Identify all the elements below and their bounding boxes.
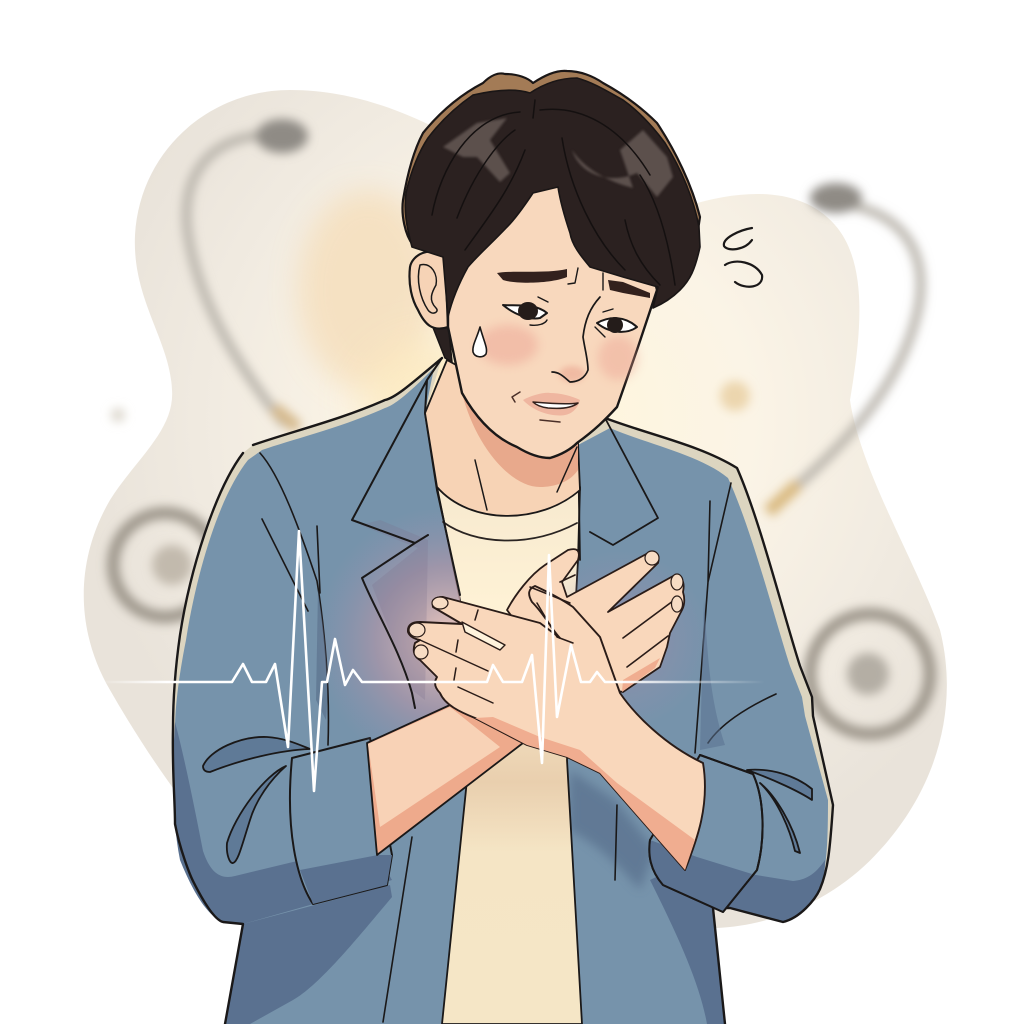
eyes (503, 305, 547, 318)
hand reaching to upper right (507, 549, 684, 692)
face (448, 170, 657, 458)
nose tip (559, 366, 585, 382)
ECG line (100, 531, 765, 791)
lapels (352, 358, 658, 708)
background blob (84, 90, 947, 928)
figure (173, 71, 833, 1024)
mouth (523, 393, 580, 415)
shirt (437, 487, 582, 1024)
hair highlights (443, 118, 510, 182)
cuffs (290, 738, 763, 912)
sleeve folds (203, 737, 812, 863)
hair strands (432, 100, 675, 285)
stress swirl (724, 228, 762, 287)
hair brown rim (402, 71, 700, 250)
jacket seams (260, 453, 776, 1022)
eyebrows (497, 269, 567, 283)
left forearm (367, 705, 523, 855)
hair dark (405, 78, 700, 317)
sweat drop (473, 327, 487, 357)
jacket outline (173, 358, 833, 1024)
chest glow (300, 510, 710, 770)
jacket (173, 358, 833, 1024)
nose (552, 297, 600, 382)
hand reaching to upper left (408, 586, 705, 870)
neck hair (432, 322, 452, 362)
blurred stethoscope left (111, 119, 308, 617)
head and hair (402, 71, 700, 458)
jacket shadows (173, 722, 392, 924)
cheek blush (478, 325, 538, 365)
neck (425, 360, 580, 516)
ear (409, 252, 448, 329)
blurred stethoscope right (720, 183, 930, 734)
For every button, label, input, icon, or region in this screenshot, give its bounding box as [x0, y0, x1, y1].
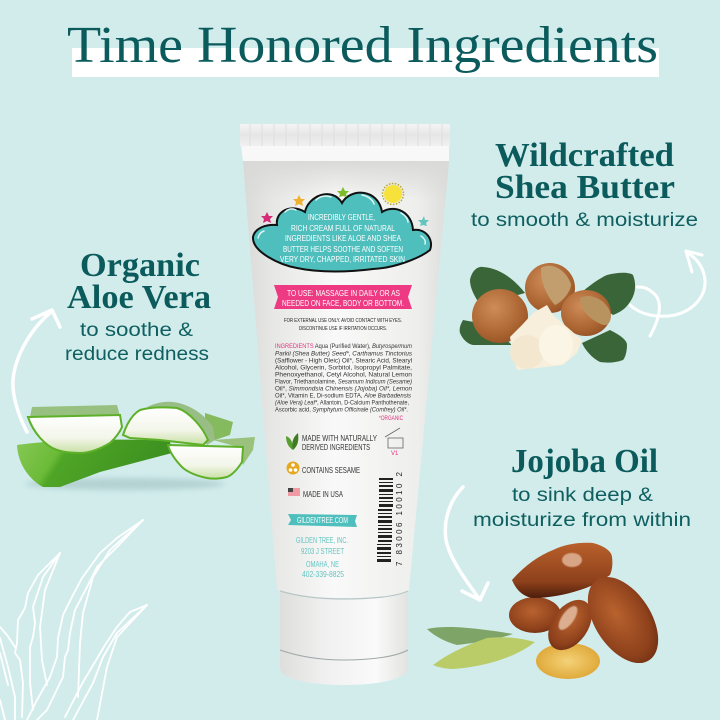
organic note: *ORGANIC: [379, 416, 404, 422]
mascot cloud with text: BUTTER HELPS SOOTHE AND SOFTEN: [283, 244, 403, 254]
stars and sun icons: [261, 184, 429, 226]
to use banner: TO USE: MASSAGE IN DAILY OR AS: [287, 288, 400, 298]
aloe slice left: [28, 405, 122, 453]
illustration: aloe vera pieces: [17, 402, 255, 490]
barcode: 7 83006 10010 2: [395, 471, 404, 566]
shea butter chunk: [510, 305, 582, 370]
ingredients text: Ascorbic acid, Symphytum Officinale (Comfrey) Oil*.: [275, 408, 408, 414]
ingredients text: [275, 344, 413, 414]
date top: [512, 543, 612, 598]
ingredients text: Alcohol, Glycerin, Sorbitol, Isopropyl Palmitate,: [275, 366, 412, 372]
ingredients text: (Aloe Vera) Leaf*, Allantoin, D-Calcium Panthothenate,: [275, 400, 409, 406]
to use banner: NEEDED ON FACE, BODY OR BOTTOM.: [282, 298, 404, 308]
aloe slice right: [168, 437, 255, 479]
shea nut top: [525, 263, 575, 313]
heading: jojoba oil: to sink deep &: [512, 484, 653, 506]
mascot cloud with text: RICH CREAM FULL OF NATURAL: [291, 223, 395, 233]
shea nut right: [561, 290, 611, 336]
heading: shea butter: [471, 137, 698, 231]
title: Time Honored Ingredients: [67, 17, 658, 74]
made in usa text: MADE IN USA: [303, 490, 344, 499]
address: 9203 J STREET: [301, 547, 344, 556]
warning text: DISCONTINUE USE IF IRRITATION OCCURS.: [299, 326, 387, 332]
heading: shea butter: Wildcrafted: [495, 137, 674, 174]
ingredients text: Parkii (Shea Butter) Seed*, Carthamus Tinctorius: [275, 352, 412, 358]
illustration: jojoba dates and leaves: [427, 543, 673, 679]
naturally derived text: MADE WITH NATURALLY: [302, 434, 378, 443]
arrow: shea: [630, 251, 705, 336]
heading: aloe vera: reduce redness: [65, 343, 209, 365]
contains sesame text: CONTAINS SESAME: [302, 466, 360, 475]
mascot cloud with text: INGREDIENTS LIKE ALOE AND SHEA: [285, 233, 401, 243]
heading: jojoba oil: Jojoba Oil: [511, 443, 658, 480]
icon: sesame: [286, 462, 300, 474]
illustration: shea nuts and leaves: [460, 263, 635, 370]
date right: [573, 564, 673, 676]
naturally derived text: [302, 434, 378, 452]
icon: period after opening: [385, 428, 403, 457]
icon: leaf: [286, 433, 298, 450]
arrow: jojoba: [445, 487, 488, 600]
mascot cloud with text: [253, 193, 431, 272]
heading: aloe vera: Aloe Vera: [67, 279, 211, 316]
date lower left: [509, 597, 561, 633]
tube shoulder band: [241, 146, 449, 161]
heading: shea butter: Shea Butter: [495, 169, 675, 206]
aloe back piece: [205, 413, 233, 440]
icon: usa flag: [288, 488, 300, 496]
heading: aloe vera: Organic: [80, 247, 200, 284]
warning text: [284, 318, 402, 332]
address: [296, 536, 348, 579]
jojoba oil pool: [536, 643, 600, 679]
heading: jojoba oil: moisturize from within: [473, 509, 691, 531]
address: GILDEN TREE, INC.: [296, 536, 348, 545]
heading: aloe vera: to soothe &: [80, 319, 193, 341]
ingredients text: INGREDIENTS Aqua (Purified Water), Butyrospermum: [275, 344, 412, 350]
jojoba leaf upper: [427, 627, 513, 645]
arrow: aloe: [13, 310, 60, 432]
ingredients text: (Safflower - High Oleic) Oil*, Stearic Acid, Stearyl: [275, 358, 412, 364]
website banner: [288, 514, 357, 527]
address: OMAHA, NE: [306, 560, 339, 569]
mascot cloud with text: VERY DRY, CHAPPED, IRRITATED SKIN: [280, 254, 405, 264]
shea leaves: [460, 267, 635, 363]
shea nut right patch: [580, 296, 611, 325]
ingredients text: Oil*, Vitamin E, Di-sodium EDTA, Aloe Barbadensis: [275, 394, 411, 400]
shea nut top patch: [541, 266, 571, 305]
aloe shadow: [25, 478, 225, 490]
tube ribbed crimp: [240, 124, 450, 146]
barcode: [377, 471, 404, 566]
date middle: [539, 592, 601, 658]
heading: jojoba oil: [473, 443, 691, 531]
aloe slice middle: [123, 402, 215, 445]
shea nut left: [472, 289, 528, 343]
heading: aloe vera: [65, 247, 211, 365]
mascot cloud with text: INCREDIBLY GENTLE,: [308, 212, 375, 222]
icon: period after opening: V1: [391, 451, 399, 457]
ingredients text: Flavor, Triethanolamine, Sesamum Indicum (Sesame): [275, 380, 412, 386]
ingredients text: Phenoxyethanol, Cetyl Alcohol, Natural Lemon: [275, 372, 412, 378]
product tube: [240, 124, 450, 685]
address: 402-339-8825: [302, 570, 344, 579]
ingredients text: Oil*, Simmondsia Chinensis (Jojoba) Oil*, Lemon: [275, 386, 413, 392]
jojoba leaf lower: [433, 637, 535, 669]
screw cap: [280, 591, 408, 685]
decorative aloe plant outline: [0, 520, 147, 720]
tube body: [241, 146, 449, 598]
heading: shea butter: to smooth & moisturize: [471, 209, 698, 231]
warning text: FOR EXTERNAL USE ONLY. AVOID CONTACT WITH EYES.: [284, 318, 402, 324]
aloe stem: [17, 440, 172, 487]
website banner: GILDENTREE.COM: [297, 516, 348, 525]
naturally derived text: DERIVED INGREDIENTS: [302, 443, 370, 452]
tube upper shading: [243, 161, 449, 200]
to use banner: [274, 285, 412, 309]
■ ■ ■ ■
Can you reprint every row above word for word, leaving out the pictures?

▶ **Response below**
Identify all the elements below and their bounding boxes.
eyes (503, 305, 547, 318)
hand reaching to upper right (507, 549, 684, 692)
face (448, 170, 657, 458)
nose tip (559, 366, 585, 382)
ECG line (100, 531, 765, 791)
lapels (352, 358, 658, 708)
background blob (84, 90, 947, 928)
figure (173, 71, 833, 1024)
mouth (523, 393, 580, 415)
shirt (437, 487, 582, 1024)
hair highlights (443, 118, 510, 182)
cuffs (290, 738, 763, 912)
sleeve folds (203, 737, 812, 863)
hair strands (432, 100, 675, 285)
stress swirl (724, 228, 762, 287)
hair brown rim (402, 71, 700, 250)
jacket seams (260, 453, 776, 1022)
eyebrows (497, 269, 567, 283)
left forearm (367, 705, 523, 855)
hair dark (405, 78, 700, 317)
sweat drop (473, 327, 487, 357)
jacket outline (173, 358, 833, 1024)
chest glow (300, 510, 710, 770)
jacket (173, 358, 833, 1024)
nose (552, 297, 600, 382)
hand reaching to upper left (408, 586, 705, 870)
neck hair (432, 322, 452, 362)
blurred stethoscope left (111, 119, 308, 617)
head and hair (402, 71, 700, 458)
jacket shadows (173, 722, 392, 924)
cheek blush (478, 325, 538, 365)
neck (425, 360, 580, 516)
ear (409, 252, 448, 329)
blurred stethoscope right (720, 183, 930, 734)
For every button, label, input, icon, or region in this screenshot, give its bounding box as [x0, y0, x1, y1].
organic note: *ORGANIC: [379, 416, 404, 422]
mascot cloud with text: BUTTER HELPS SOOTHE AND SOFTEN: [283, 244, 403, 254]
stars and sun icons: [261, 184, 429, 226]
to use banner: TO USE: MASSAGE IN DAILY OR AS: [287, 288, 400, 298]
aloe slice left: [28, 405, 122, 453]
illustration: aloe vera pieces: [17, 402, 255, 490]
barcode: 7 83006 10010 2: [395, 471, 404, 566]
shea butter chunk: [510, 305, 582, 370]
ingredients text: Ascorbic acid, Symphytum Officinale (Comfrey) Oil*.: [275, 408, 408, 414]
ingredients text: [275, 344, 413, 414]
date top: [512, 543, 612, 598]
ingredients text: Alcohol, Glycerin, Sorbitol, Isopropyl Palmitate,: [275, 366, 412, 372]
ingredients text: (Aloe Vera) Leaf*, Allantoin, D-Calcium Panthothenate,: [275, 400, 409, 406]
to use banner: NEEDED ON FACE, BODY OR BOTTOM.: [282, 298, 404, 308]
aloe slice right: [168, 437, 255, 479]
shea nut top: [525, 263, 575, 313]
heading: jojoba oil: to sink deep &: [512, 484, 653, 506]
mascot cloud with text: RICH CREAM FULL OF NATURAL: [291, 223, 395, 233]
shea nut right: [561, 290, 611, 336]
heading: shea butter: [471, 137, 698, 231]
title: Time Honored Ingredients: [67, 17, 658, 74]
made in usa text: MADE IN USA: [303, 490, 344, 499]
address: 9203 J STREET: [301, 547, 344, 556]
warning text: DISCONTINUE USE IF IRRITATION OCCURS.: [299, 326, 387, 332]
heading: shea butter: Wildcrafted: [495, 137, 674, 174]
ingredients text: Parkii (Shea Butter) Seed*, Carthamus Tinctorius: [275, 352, 412, 358]
illustration: jojoba dates and leaves: [427, 543, 673, 679]
naturally derived text: MADE WITH NATURALLY: [302, 434, 378, 443]
arrow: shea: [630, 251, 705, 336]
heading: aloe vera: reduce redness: [65, 343, 209, 365]
contains sesame text: CONTAINS SESAME: [302, 466, 360, 475]
mascot cloud with text: INGREDIENTS LIKE ALOE AND SHEA: [285, 233, 401, 243]
heading: jojoba oil: Jojoba Oil: [511, 443, 658, 480]
icon: sesame: [286, 462, 300, 474]
illustration: shea nuts and leaves: [460, 263, 635, 370]
date right: [573, 564, 673, 676]
naturally derived text: [302, 434, 378, 452]
icon: period after opening: [385, 428, 403, 457]
icon: leaf: [286, 433, 298, 450]
arrow: jojoba: [445, 487, 488, 600]
mascot cloud with text: [253, 193, 431, 272]
heading: aloe vera: Aloe Vera: [67, 279, 211, 316]
date lower left: [509, 597, 561, 633]
tube shoulder band: [241, 146, 449, 161]
heading: shea butter: Shea Butter: [495, 169, 675, 206]
aloe back piece: [205, 413, 233, 440]
icon: usa flag: [288, 488, 300, 496]
heading: aloe vera: Organic: [80, 247, 200, 284]
warning text: [284, 318, 402, 332]
address: [296, 536, 348, 579]
jojoba oil pool: [536, 643, 600, 679]
heading: jojoba oil: moisturize from within: [473, 509, 691, 531]
address: GILDEN TREE, INC.: [296, 536, 348, 545]
heading: aloe vera: to soothe &: [80, 319, 193, 341]
ingredients text: INGREDIENTS Aqua (Purified Water), Butyrospermum: [275, 344, 412, 350]
jojoba leaf upper: [427, 627, 513, 645]
arrow: aloe: [13, 310, 60, 432]
ingredients text: (Safflower - High Oleic) Oil*, Stearic Acid, Stearyl: [275, 358, 412, 364]
website banner: [288, 514, 357, 527]
address: OMAHA, NE: [306, 560, 339, 569]
mascot cloud with text: VERY DRY, CHAPPED, IRRITATED SKIN: [280, 254, 405, 264]
shea leaves: [460, 267, 635, 363]
shea nut right patch: [580, 296, 611, 325]
ingredients text: Oil*, Vitamin E, Di-sodium EDTA, Aloe Barbadensis: [275, 394, 411, 400]
shea nut top patch: [541, 266, 571, 305]
aloe shadow: [25, 478, 225, 490]
tube ribbed crimp: [240, 124, 450, 146]
barcode: [377, 471, 404, 566]
date middle: [539, 592, 601, 658]
heading: jojoba oil: [473, 443, 691, 531]
aloe slice middle: [123, 402, 215, 445]
shea nut left: [472, 289, 528, 343]
heading: aloe vera: [65, 247, 211, 365]
mascot cloud with text: INCREDIBLY GENTLE,: [308, 212, 375, 222]
icon: period after opening: V1: [391, 451, 399, 457]
ingredients text: Flavor, Triethanolamine, Sesamum Indicum (Sesame): [275, 380, 412, 386]
ingredients text: Phenoxyethanol, Cetyl Alcohol, Natural Lemon: [275, 372, 412, 378]
product tube: [240, 124, 450, 685]
address: 402-339-8825: [302, 570, 344, 579]
ingredients text: Oil*, Simmondsia Chinensis (Jojoba) Oil*, Lemon: [275, 386, 413, 392]
jojoba leaf lower: [433, 637, 535, 669]
screw cap: [280, 591, 408, 685]
decorative aloe plant outline: [0, 520, 147, 720]
tube body: [241, 146, 449, 598]
heading: shea butter: to smooth & moisturize: [471, 209, 698, 231]
warning text: FOR EXTERNAL USE ONLY. AVOID CONTACT WITH EYES.: [284, 318, 402, 324]
aloe stem: [17, 440, 172, 487]
website banner: GILDENTREE.COM: [297, 516, 348, 525]
naturally derived text: DERIVED INGREDIENTS: [302, 443, 370, 452]
tube upper shading: [243, 161, 449, 200]
to use banner: [274, 285, 412, 309]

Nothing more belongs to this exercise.